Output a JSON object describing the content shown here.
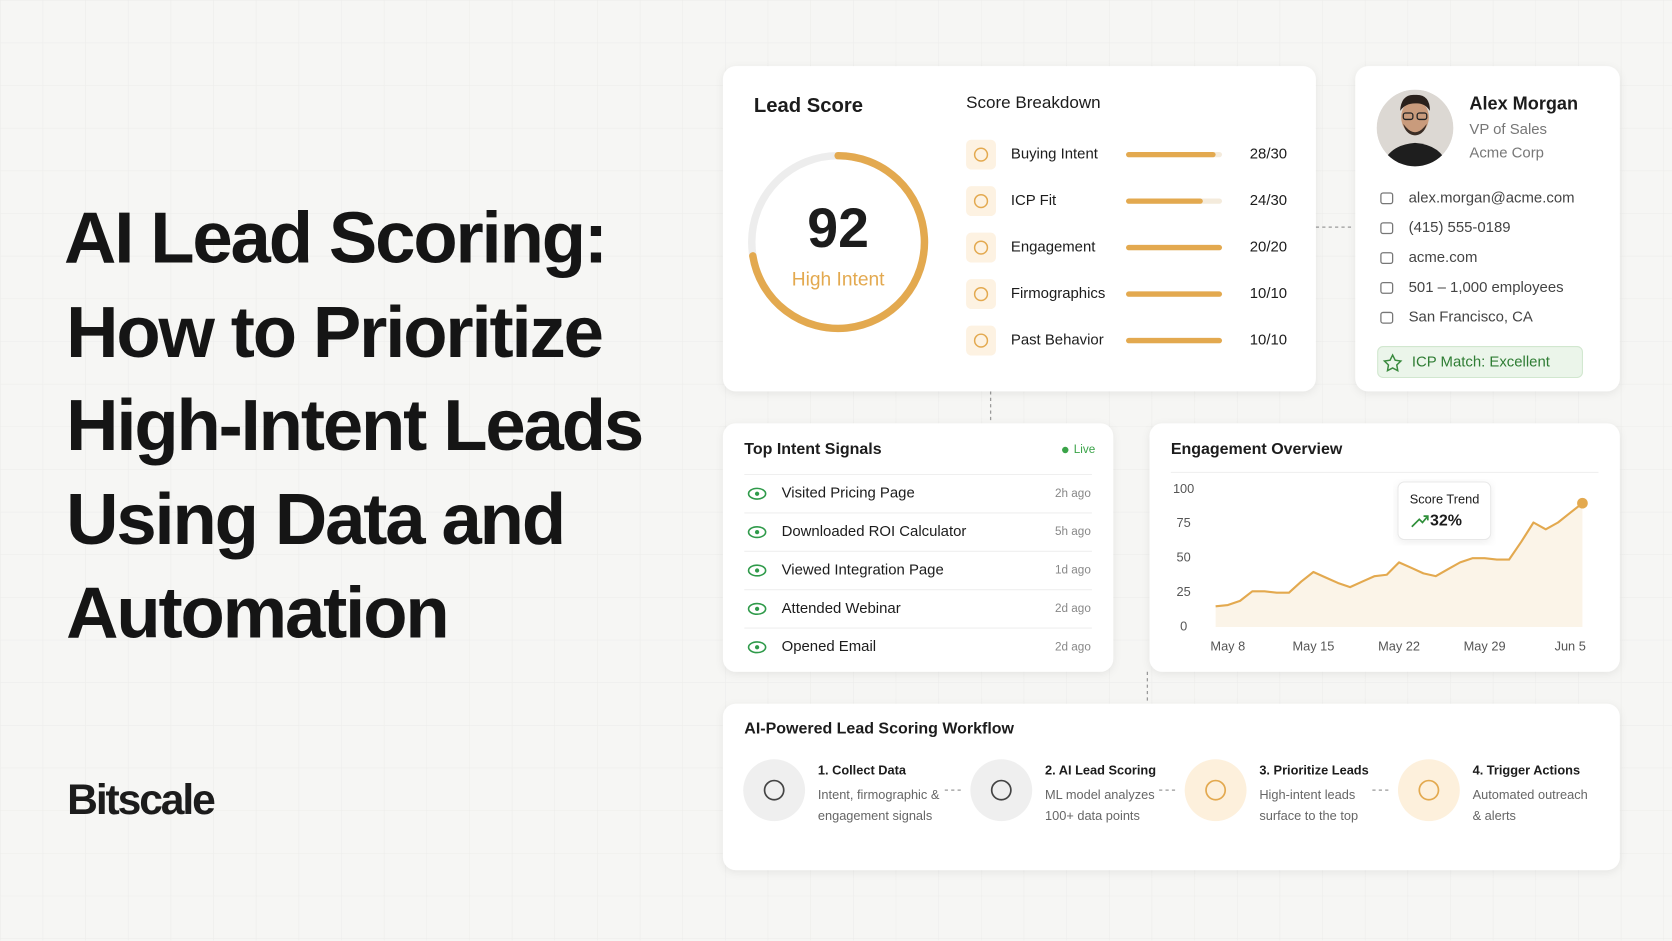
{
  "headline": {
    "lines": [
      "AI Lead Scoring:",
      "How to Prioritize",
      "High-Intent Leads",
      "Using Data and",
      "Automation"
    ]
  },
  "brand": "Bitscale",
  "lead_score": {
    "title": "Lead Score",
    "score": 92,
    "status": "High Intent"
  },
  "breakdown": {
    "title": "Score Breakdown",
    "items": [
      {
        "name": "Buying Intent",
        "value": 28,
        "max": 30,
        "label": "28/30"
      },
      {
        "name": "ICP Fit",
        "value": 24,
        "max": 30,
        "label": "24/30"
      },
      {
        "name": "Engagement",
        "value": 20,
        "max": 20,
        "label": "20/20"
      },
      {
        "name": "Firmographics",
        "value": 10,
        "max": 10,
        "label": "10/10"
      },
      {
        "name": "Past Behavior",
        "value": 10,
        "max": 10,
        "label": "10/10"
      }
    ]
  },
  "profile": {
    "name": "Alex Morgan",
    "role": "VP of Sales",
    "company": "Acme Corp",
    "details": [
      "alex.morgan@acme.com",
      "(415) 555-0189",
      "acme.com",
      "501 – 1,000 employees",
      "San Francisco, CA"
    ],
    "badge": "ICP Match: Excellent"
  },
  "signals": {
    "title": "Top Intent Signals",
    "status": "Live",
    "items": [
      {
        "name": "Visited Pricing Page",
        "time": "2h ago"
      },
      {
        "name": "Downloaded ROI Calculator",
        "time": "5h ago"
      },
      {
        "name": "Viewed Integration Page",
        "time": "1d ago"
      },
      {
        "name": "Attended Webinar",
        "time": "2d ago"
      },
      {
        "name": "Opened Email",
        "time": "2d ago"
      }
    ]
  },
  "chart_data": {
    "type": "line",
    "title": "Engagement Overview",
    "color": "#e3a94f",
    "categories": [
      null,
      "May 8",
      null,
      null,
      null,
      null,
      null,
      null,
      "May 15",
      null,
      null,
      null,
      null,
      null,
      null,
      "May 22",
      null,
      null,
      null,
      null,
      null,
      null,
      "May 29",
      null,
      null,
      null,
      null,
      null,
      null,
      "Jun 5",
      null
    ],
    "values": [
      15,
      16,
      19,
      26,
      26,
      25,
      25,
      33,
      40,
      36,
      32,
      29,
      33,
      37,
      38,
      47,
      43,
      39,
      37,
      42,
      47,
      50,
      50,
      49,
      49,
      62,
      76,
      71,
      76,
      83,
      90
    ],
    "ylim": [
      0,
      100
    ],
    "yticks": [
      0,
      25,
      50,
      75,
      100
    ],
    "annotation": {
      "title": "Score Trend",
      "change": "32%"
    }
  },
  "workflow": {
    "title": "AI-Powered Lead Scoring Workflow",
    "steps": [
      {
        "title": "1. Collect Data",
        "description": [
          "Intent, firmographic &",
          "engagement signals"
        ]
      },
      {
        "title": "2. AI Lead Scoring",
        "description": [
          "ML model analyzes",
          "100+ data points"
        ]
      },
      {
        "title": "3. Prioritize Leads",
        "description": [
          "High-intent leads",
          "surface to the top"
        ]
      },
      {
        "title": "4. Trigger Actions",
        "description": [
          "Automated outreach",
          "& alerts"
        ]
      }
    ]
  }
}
##############################
Work to be completed: Search the records above for the string "Scoring". Copy every line that contains it.

Full answer:
      "AI Lead Scoring:",
    "title": "AI-Powered Lead Scoring Workflow",
        "title": "2. AI Lead Scoring",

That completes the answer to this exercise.